►

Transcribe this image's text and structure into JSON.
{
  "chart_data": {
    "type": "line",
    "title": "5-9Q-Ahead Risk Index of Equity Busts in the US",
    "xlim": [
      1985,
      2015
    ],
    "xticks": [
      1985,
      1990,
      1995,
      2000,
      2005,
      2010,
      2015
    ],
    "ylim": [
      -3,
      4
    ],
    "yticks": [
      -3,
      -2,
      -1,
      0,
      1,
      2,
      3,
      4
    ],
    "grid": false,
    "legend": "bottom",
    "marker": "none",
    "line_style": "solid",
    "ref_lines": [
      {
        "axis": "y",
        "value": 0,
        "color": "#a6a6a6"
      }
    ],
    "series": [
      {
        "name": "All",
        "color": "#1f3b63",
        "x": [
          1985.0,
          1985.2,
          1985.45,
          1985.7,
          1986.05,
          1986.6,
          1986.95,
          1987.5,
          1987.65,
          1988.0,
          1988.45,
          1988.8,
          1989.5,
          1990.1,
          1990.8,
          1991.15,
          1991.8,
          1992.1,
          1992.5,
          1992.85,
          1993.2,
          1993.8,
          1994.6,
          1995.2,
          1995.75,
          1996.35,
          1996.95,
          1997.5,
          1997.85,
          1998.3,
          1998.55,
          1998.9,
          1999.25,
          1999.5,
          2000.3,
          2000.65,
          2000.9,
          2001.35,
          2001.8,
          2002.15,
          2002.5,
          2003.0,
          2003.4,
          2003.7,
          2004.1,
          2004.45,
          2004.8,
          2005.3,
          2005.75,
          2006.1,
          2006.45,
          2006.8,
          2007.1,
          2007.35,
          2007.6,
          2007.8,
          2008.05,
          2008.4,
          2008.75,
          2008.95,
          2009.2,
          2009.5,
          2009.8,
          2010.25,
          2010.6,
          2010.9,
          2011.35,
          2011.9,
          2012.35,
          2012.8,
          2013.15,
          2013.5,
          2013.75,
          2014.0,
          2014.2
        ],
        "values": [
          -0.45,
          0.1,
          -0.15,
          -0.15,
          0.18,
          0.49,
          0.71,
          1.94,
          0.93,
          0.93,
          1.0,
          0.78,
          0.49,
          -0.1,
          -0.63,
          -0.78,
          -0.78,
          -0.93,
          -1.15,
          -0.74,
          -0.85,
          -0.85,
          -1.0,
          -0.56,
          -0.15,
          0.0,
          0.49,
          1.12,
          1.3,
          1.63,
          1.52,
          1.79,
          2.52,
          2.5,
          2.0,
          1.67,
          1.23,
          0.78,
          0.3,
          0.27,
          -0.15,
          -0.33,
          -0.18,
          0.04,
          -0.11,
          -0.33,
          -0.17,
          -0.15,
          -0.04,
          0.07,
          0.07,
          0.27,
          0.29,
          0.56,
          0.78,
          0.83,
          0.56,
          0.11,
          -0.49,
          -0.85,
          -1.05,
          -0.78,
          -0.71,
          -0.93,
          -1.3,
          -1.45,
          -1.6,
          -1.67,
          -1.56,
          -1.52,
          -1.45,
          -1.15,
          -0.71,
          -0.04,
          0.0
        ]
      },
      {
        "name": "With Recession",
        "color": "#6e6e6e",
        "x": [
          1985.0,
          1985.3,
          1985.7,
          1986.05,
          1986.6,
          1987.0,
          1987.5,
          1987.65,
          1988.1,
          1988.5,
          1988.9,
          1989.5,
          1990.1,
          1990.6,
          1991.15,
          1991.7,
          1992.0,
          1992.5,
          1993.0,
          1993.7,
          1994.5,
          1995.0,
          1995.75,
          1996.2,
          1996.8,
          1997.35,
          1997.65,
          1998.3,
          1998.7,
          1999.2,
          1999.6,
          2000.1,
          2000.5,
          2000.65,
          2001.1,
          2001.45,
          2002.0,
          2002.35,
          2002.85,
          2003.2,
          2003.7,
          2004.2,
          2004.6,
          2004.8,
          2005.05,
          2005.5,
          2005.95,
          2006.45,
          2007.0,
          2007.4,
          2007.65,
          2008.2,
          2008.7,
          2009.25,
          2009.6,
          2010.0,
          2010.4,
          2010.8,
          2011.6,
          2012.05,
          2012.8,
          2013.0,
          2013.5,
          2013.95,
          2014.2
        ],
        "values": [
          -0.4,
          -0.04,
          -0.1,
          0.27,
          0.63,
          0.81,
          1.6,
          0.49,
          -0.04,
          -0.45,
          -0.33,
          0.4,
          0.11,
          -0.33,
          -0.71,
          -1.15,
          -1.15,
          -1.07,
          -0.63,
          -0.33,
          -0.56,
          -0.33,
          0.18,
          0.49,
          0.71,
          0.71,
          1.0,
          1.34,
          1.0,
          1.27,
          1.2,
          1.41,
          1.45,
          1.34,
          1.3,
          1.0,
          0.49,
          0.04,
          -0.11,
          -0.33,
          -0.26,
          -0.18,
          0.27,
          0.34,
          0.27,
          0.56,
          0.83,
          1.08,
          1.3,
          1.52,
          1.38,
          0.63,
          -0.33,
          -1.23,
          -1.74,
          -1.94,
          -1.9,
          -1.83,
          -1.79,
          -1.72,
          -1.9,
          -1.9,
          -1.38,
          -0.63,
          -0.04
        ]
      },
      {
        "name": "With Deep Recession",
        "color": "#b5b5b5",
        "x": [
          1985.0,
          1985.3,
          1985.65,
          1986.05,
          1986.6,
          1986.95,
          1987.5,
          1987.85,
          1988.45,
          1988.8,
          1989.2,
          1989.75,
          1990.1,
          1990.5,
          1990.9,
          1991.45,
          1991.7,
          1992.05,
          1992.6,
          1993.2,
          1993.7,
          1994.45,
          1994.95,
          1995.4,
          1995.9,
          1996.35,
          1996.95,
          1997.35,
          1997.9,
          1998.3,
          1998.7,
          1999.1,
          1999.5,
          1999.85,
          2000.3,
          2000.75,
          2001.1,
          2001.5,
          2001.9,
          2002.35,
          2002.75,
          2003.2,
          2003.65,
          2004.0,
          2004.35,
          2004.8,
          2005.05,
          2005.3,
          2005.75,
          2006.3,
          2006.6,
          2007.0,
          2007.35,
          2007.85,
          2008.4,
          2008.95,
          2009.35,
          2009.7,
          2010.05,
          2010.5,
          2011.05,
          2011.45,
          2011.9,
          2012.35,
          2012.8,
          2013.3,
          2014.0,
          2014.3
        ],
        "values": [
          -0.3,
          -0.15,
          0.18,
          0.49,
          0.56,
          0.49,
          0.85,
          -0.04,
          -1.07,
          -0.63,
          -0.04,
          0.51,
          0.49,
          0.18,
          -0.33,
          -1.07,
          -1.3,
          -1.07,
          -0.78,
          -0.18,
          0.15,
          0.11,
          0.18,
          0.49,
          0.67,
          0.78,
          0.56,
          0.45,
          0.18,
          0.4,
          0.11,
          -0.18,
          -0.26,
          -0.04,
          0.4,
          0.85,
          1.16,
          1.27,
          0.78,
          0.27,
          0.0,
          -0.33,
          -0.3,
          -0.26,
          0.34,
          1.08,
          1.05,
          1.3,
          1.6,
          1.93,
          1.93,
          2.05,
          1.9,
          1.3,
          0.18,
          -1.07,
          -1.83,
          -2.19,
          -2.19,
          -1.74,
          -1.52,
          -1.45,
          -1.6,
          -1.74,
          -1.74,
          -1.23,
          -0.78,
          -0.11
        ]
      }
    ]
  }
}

◄

#### Exercise:
Write out the material from the first line to the last, exactly.

#### Task output:
Transcribe this image's text and structure into JSON.
{
  "chart_data": {
    "type": "line",
    "title": "5-9Q-Ahead Risk Index of Equity Busts in the US",
    "xlim": [
      1985,
      2015
    ],
    "xticks": [
      1985,
      1990,
      1995,
      2000,
      2005,
      2010,
      2015
    ],
    "ylim": [
      -3,
      4
    ],
    "yticks": [
      -3,
      -2,
      -1,
      0,
      1,
      2,
      3,
      4
    ],
    "grid": false,
    "legend": "bottom",
    "marker": "none",
    "line_style": "solid",
    "ref_lines": [
      {
        "axis": "y",
        "value": 0,
        "color": "#a6a6a6"
      }
    ],
    "series": [
      {
        "name": "All",
        "color": "#1f3b63",
        "x": [
          1985.0,
          1985.2,
          1985.45,
          1985.7,
          1986.05,
          1986.6,
          1986.95,
          1987.5,
          1987.65,
          1988.0,
          1988.45,
          1988.8,
          1989.5,
          1990.1,
          1990.8,
          1991.15,
          1991.8,
          1992.1,
          1992.5,
          1992.85,
          1993.2,
          1993.8,
          1994.6,
          1995.2,
          1995.75,
          1996.35,
          1996.95,
          1997.5,
          1997.85,
          1998.3,
          1998.55,
          1998.9,
          1999.25,
          1999.5,
          2000.3,
          2000.65,
          2000.9,
          2001.35,
          2001.8,
          2002.15,
          2002.5,
          2003.0,
          2003.4,
          2003.7,
          2004.1,
          2004.45,
          2004.8,
          2005.3,
          2005.75,
          2006.1,
          2006.45,
          2006.8,
          2007.1,
          2007.35,
          2007.6,
          2007.8,
          2008.05,
          2008.4,
          2008.75,
          2008.95,
          2009.2,
          2009.5,
          2009.8,
          2010.25,
          2010.6,
          2010.9,
          2011.35,
          2011.9,
          2012.35,
          2012.8,
          2013.15,
          2013.5,
          2013.75,
          2014.0,
          2014.2
        ],
        "values": [
          -0.45,
          0.1,
          -0.15,
          -0.15,
          0.18,
          0.49,
          0.71,
          1.94,
          0.93,
          0.93,
          1.0,
          0.78,
          0.49,
          -0.1,
          -0.63,
          -0.78,
          -0.78,
          -0.93,
          -1.15,
          -0.74,
          -0.85,
          -0.85,
          -1.0,
          -0.56,
          -0.15,
          0.0,
          0.49,
          1.12,
          1.3,
          1.63,
          1.52,
          1.79,
          2.52,
          2.5,
          2.0,
          1.67,
          1.23,
          0.78,
          0.3,
          0.27,
          -0.15,
          -0.33,
          -0.18,
          0.04,
          -0.11,
          -0.33,
          -0.17,
          -0.15,
          -0.04,
          0.07,
          0.07,
          0.27,
          0.29,
          0.56,
          0.78,
          0.83,
          0.56,
          0.11,
          -0.49,
          -0.85,
          -1.05,
          -0.78,
          -0.71,
          -0.93,
          -1.3,
          -1.45,
          -1.6,
          -1.67,
          -1.56,
          -1.52,
          -1.45,
          -1.15,
          -0.71,
          -0.04,
          0.0
        ]
      },
      {
        "name": "With Recession",
        "color": "#6e6e6e",
        "x": [
          1985.0,
          1985.3,
          1985.7,
          1986.05,
          1986.6,
          1987.0,
          1987.5,
          1987.65,
          1988.1,
          1988.5,
          1988.9,
          1989.5,
          1990.1,
          1990.6,
          1991.15,
          1991.7,
          1992.0,
          1992.5,
          1993.0,
          1993.7,
          1994.5,
          1995.0,
          1995.75,
          1996.2,
          1996.8,
          1997.35,
          1997.65,
          1998.3,
          1998.7,
          1999.2,
          1999.6,
          2000.1,
          2000.5,
          2000.65,
          2001.1,
          2001.45,
          2002.0,
          2002.35,
          2002.85,
          2003.2,
          2003.7,
          2004.2,
          2004.6,
          2004.8,
          2005.05,
          2005.5,
          2005.95,
          2006.45,
          2007.0,
          2007.4,
          2007.65,
          2008.2,
          2008.7,
          2009.25,
          2009.6,
          2010.0,
          2010.4,
          2010.8,
          2011.6,
          2012.05,
          2012.8,
          2013.0,
          2013.5,
          2013.95,
          2014.2
        ],
        "values": [
          -0.4,
          -0.04,
          -0.1,
          0.27,
          0.63,
          0.81,
          1.6,
          0.49,
          -0.04,
          -0.45,
          -0.33,
          0.4,
          0.11,
          -0.33,
          -0.71,
          -1.15,
          -1.15,
          -1.07,
          -0.63,
          -0.33,
          -0.56,
          -0.33,
          0.18,
          0.49,
          0.71,
          0.71,
          1.0,
          1.34,
          1.0,
          1.27,
          1.2,
          1.41,
          1.45,
          1.34,
          1.3,
          1.0,
          0.49,
          0.04,
          -0.11,
          -0.33,
          -0.26,
          -0.18,
          0.27,
          0.34,
          0.27,
          0.56,
          0.83,
          1.08,
          1.3,
          1.52,
          1.38,
          0.63,
          -0.33,
          -1.23,
          -1.74,
          -1.94,
          -1.9,
          -1.83,
          -1.79,
          -1.72,
          -1.9,
          -1.9,
          -1.38,
          -0.63,
          -0.04
        ]
      },
      {
        "name": "With Deep Recession",
        "color": "#b5b5b5",
        "x": [
          1985.0,
          1985.3,
          1985.65,
          1986.05,
          1986.6,
          1986.95,
          1987.5,
          1987.85,
          1988.45,
          1988.8,
          1989.2,
          1989.75,
          1990.1,
          1990.5,
          1990.9,
          1991.45,
          1991.7,
          1992.05,
          1992.6,
          1993.2,
          1993.7,
          1994.45,
          1994.95,
          1995.4,
          1995.9,
          1996.35,
          1996.95,
          1997.35,
          1997.9,
          1998.3,
          1998.7,
          1999.1,
          1999.5,
          1999.85,
          2000.3,
          2000.75,
          2001.1,
          2001.5,
          2001.9,
          2002.35,
          2002.75,
          2003.2,
          2003.65,
          2004.0,
          2004.35,
          2004.8,
          2005.05,
          2005.3,
          2005.75,
          2006.3,
          2006.6,
          2007.0,
          2007.35,
          2007.85,
          2008.4,
          2008.95,
          2009.35,
          2009.7,
          2010.05,
          2010.5,
          2011.05,
          2011.45,
          2011.9,
          2012.35,
          2012.8,
          2013.3,
          2014.0,
          2014.3
        ],
        "values": [
          -0.3,
          -0.15,
          0.18,
          0.49,
          0.56,
          0.49,
          0.85,
          -0.04,
          -1.07,
          -0.63,
          -0.04,
          0.51,
          0.49,
          0.18,
          -0.33,
          -1.07,
          -1.3,
          -1.07,
          -0.78,
          -0.18,
          0.15,
          0.11,
          0.18,
          0.49,
          0.67,
          0.78,
          0.56,
          0.45,
          0.18,
          0.4,
          0.11,
          -0.18,
          -0.26,
          -0.04,
          0.4,
          0.85,
          1.16,
          1.27,
          0.78,
          0.27,
          0.0,
          -0.33,
          -0.3,
          -0.26,
          0.34,
          1.08,
          1.05,
          1.3,
          1.6,
          1.93,
          1.93,
          2.05,
          1.9,
          1.3,
          0.18,
          -1.07,
          -1.83,
          -2.19,
          -2.19,
          -1.74,
          -1.52,
          -1.45,
          -1.6,
          -1.74,
          -1.74,
          -1.23,
          -0.78,
          -0.11
        ]
      }
    ]
  }
}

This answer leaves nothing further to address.